__Records provided__:
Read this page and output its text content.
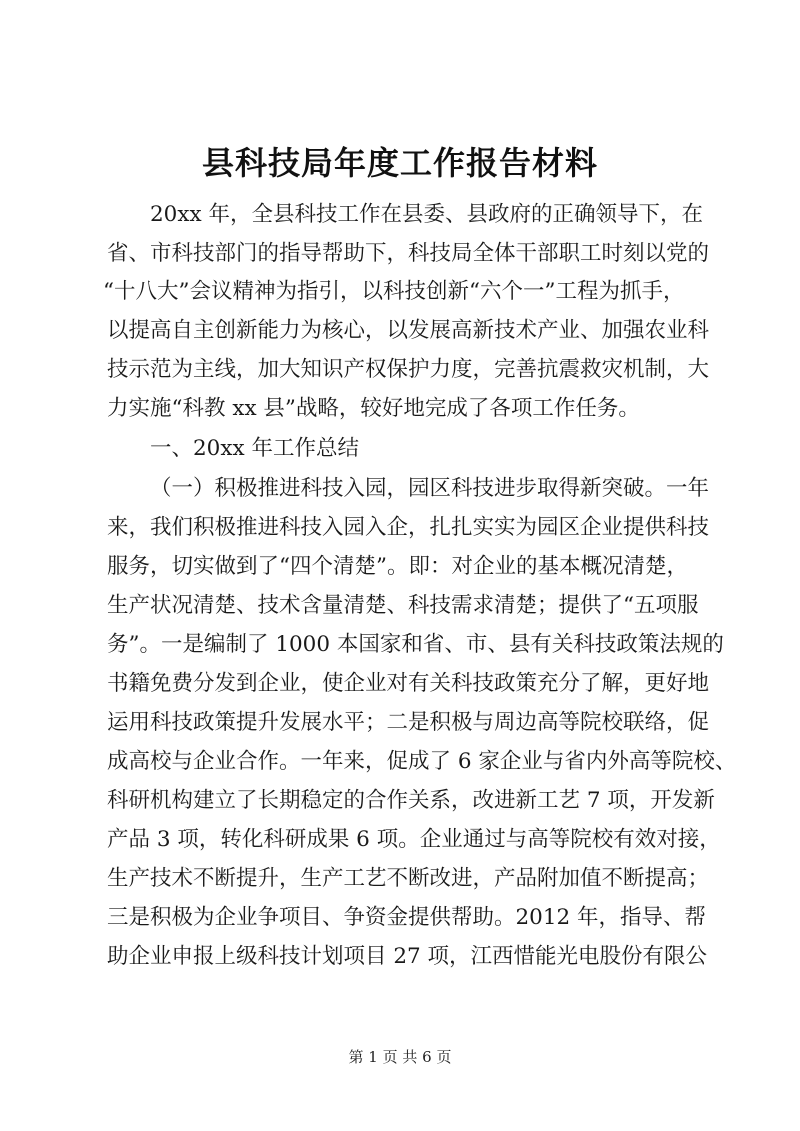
县科技局年度工作报告材料
20xx 年，全县科技工作在县委、县政府的正确领导下，在
省、市科技部门的指导帮助下，科技局全体干部职工时刻以党的
“十八大”会议精神为指引，以科技创新“六个一”工程为抓手，
以提高自主创新能力为核心，以发展高新技术产业、加强农业科
技示范为主线，加大知识产权保护力度，完善抗震救灾机制，大
力实施“科教 xx 县”战略，较好地完成了各项工作任务。
一、20xx 年工作总结
（一）积极推进科技入园，园区科技进步取得新突破。一年
来，我们积极推进科技入园入企，扎扎实实为园区企业提供科技
服务，切实做到了“四个清楚”。即：对企业的基本概况清楚，
生产状况清楚、技术含量清楚、科技需求清楚；提供了“五项服
务”。一是编制了 1000 本国家和省、市、县有关科技政策法规的
书籍免费分发到企业，使企业对有关科技政策充分了解，更好地
运用科技政策提升发展水平；二是积极与周边高等院校联络，促
成高校与企业合作。一年来，促成了 6 家企业与省内外高等院校、
科研机构建立了长期稳定的合作关系，改进新工艺 7 项，开发新
产品 3 项，转化科研成果 6 项。企业通过与高等院校有效对接，
生产技术不断提升，生产工艺不断改进，产品附加值不断提高；
三是积极为企业争项目、争资金提供帮助。2012 年，指导、帮
助企业申报上级科技计划项目 27 项，江西惜能光电股份有限公
第 1 页 共 6 页
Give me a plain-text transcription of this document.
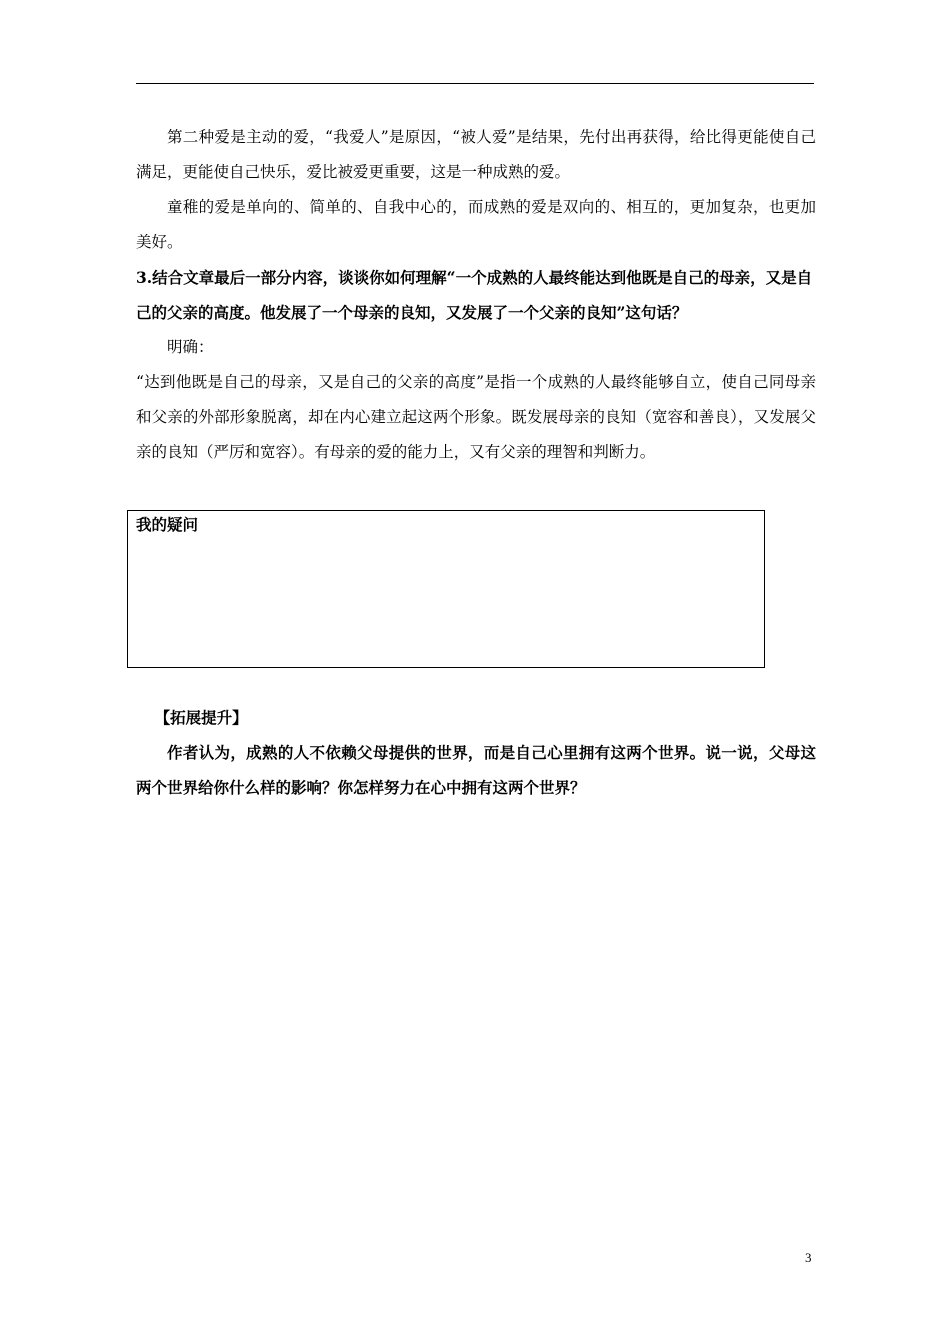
第二种爱是主动的爱，“我爱人”是原因，“被人爱”是结果，先付出再获得，给比得更能使自己满足，更能使自己快乐，爱比被爱更重要，这是一种成熟的爱。

童稚的爱是单向的、简单的、自我中心的，而成熟的爱是双向的、相互的，更加复杂，也更加美好。

3.结合文章最后一部分内容，谈谈你如何理解“一个成熟的人最终能达到他既是自己的母亲，又是自己的父亲的高度。他发展了一个母亲的良知，又发展了一个父亲的良知”这句话？

明确：

“达到他既是自己的母亲，又是自己的父亲的高度”是指一个成熟的人最终能够自立，使自己同母亲和父亲的外部形象脱离，却在内心建立起这两个形象。既发展母亲的良知（宽容和善良），又发展父亲的良知（严厉和宽容）。有母亲的爱的能力上，又有父亲的理智和判断力。

我的疑问

【拓展提升】

作者认为，成熟的人不依赖父母提供的世界，而是自己心里拥有这两个世界。说一说，父母这两个世界给你什么样的影响？你怎样努力在心中拥有这两个世界？

3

__The exercise__:
Without including any pictures, reproduce the listing exactly.

__Finished task__:
Read this page and output its text content.
县科技局年度工作报告材料
20xx 年，全县科技工作在县委、县政府的正确领导下，在
省、市科技部门的指导帮助下，科技局全体干部职工时刻以党的
“十八大”会议精神为指引，以科技创新“六个一”工程为抓手，
以提高自主创新能力为核心，以发展高新技术产业、加强农业科
技示范为主线，加大知识产权保护力度，完善抗震救灾机制，大
力实施“科教 xx 县”战略，较好地完成了各项工作任务。
一、20xx 年工作总结
（一）积极推进科技入园，园区科技进步取得新突破。一年
来，我们积极推进科技入园入企，扎扎实实为园区企业提供科技
服务，切实做到了“四个清楚”。即：对企业的基本概况清楚，
生产状况清楚、技术含量清楚、科技需求清楚；提供了“五项服
务”。一是编制了 1000 本国家和省、市、县有关科技政策法规的
书籍免费分发到企业，使企业对有关科技政策充分了解，更好地
运用科技政策提升发展水平；二是积极与周边高等院校联络，促
成高校与企业合作。一年来，促成了 6 家企业与省内外高等院校、
科研机构建立了长期稳定的合作关系，改进新工艺 7 项，开发新
产品 3 项，转化科研成果 6 项。企业通过与高等院校有效对接，
生产技术不断提升，生产工艺不断改进，产品附加值不断提高；
三是积极为企业争项目、争资金提供帮助。2012 年，指导、帮
助企业申报上级科技计划项目 27 项，江西惜能光电股份有限公
第 1 页 共 6 页
Give me a plain-text transcription of this document.
第二种爱是主动的爱，“我爱人”是原因，“被人爱”是结果，先付出再获得，给比得更能使自己满足，更能使自己快乐，爱比被爱更重要，这是一种成熟的爱。

童稚的爱是单向的、简单的、自我中心的，而成熟的爱是双向的、相互的，更加复杂，也更加美好。

3.结合文章最后一部分内容，谈谈你如何理解“一个成熟的人最终能达到他既是自己的母亲，又是自己的父亲的高度。他发展了一个母亲的良知，又发展了一个父亲的良知”这句话？

明确：

“达到他既是自己的母亲，又是自己的父亲的高度”是指一个成熟的人最终能够自立，使自己同母亲和父亲的外部形象脱离，却在内心建立起这两个形象。既发展母亲的良知（宽容和善良），又发展父亲的良知（严厉和宽容）。有母亲的爱的能力上，又有父亲的理智和判断力。

我的疑问

【拓展提升】

作者认为，成熟的人不依赖父母提供的世界，而是自己心里拥有这两个世界。说一说，父母这两个世界给你什么样的影响？你怎样努力在心中拥有这两个世界？

3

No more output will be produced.